Records about charts and figures

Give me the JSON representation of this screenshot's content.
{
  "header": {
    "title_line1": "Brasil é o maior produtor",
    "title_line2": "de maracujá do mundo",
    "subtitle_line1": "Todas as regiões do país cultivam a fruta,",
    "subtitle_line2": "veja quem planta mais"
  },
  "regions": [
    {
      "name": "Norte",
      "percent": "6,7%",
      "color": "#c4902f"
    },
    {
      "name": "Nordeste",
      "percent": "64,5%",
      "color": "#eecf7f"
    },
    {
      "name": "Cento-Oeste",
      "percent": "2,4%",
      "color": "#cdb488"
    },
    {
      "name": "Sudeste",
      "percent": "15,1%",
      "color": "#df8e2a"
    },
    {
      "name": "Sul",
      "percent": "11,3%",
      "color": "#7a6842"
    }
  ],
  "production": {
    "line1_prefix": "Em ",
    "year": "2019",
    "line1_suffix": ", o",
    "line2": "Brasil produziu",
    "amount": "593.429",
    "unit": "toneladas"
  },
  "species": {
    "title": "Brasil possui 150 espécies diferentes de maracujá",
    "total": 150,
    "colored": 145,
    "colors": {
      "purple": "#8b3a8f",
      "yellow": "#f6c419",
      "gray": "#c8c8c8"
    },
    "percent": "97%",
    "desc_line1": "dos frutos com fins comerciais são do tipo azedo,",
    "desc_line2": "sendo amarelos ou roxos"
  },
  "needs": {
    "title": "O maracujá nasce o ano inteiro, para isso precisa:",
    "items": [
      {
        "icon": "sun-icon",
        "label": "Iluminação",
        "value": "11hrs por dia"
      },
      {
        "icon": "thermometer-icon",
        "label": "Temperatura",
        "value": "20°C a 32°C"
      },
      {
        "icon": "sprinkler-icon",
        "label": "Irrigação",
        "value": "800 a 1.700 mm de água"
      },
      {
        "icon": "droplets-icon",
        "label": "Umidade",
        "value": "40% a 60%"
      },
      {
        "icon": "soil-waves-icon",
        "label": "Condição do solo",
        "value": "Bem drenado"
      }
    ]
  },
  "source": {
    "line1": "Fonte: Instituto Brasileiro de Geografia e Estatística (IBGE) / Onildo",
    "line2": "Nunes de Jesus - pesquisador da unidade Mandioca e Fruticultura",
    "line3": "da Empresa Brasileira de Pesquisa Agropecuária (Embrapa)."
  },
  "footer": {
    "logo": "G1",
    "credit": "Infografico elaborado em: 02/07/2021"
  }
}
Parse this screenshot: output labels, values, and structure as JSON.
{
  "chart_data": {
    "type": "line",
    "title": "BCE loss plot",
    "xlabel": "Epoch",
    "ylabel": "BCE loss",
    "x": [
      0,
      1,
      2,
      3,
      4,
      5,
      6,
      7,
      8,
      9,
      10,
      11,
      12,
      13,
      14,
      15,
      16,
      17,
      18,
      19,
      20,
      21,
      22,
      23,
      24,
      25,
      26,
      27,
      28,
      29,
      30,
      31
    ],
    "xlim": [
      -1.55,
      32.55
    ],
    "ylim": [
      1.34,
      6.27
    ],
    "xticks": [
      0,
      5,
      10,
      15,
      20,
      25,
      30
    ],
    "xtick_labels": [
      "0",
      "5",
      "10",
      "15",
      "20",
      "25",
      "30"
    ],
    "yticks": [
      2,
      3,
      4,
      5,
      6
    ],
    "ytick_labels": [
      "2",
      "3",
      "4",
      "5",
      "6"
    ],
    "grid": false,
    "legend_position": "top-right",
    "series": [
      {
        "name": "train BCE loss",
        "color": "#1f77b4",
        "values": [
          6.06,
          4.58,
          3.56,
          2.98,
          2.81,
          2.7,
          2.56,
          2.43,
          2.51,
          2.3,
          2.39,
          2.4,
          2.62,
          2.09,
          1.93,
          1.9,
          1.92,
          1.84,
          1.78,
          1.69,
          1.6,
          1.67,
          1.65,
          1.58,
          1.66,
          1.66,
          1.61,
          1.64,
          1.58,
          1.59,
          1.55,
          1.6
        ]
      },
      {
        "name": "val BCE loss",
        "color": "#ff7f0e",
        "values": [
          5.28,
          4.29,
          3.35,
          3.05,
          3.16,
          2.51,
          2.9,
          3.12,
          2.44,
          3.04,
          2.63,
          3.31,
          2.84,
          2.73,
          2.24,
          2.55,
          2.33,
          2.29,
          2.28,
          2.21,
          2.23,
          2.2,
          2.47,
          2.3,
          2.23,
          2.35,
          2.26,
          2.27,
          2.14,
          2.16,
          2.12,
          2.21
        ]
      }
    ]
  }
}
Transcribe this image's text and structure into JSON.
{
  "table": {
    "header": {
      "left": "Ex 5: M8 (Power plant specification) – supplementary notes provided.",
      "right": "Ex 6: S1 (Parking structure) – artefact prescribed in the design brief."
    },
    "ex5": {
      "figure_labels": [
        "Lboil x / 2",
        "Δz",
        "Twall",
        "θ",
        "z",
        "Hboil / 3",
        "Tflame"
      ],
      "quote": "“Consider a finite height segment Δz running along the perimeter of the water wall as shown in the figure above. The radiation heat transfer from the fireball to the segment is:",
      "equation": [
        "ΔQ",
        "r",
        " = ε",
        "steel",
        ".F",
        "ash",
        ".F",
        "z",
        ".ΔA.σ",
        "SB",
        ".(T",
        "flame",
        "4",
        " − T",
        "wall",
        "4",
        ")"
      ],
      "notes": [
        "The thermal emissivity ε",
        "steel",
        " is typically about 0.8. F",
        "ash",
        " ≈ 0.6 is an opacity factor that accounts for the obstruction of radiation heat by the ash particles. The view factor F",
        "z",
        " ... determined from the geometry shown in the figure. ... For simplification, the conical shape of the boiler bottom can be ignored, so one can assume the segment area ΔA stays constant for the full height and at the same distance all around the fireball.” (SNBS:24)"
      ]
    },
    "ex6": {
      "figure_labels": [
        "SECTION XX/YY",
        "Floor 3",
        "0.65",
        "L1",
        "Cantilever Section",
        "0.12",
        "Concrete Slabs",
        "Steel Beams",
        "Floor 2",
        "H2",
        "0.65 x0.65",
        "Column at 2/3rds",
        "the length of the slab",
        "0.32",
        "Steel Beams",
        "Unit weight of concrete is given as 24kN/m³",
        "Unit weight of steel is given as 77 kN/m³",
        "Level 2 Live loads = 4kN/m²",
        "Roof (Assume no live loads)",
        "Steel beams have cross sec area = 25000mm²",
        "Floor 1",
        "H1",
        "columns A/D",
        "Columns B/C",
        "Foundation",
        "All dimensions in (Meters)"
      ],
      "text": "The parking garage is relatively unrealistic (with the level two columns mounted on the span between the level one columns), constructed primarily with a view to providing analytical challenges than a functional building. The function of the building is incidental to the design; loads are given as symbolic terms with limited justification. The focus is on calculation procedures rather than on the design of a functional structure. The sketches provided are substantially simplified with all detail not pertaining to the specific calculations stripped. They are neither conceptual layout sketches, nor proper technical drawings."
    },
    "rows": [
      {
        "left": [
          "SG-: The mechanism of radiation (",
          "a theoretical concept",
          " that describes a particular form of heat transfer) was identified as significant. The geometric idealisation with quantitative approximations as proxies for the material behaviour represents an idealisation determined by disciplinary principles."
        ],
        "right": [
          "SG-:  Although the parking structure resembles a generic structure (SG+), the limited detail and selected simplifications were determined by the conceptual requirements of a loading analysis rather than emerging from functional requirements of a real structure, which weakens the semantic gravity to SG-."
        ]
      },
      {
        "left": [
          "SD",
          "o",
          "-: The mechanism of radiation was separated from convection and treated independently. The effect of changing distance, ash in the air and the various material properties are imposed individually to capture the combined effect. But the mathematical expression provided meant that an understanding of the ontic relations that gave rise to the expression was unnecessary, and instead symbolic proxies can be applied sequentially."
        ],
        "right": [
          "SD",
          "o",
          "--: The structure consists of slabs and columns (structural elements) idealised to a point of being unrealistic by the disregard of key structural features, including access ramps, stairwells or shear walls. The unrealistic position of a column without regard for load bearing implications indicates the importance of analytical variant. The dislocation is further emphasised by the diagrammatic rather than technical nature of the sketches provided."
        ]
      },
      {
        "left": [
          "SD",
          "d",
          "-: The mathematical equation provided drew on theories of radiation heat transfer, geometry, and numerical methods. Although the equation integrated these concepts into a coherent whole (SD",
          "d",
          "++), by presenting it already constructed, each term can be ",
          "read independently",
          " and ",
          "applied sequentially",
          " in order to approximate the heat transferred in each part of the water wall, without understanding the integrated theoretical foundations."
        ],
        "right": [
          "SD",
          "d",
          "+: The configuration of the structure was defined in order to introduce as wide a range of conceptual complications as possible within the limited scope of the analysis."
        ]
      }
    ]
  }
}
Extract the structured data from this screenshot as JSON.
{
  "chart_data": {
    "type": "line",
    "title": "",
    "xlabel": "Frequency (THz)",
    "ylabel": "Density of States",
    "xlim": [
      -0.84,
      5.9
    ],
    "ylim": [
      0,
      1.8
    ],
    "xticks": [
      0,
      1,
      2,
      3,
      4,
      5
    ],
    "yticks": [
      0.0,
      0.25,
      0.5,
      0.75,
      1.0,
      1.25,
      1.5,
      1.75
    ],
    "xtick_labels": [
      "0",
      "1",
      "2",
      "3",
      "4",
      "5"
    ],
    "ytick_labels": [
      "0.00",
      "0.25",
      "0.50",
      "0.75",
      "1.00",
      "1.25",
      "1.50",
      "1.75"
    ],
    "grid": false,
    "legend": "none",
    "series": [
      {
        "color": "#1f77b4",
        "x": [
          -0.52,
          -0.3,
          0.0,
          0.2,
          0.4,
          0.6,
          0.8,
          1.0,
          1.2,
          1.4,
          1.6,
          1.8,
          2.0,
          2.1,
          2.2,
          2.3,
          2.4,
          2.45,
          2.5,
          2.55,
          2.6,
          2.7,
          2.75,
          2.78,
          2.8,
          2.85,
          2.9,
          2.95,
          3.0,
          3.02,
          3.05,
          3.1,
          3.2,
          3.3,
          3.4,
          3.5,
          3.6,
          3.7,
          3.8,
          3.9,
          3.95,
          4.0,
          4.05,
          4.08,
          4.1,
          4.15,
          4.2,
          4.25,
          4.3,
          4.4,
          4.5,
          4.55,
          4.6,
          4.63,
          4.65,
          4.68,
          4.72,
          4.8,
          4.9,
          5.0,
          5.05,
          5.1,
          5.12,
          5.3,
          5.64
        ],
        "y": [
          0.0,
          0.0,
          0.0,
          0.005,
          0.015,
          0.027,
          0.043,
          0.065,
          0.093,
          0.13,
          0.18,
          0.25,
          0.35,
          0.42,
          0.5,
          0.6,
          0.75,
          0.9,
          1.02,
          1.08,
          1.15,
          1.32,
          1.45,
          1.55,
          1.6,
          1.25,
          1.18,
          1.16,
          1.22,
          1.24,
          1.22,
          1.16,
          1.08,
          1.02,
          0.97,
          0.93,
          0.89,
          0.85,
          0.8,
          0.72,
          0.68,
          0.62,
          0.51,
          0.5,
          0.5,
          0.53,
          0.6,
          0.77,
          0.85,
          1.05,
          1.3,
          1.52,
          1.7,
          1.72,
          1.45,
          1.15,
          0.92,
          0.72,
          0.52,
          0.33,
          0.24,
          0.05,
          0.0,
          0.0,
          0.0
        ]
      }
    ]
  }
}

Task to carry out: Give only the number of lines in the material above that hold the word "sequentially".

Solved problem: 2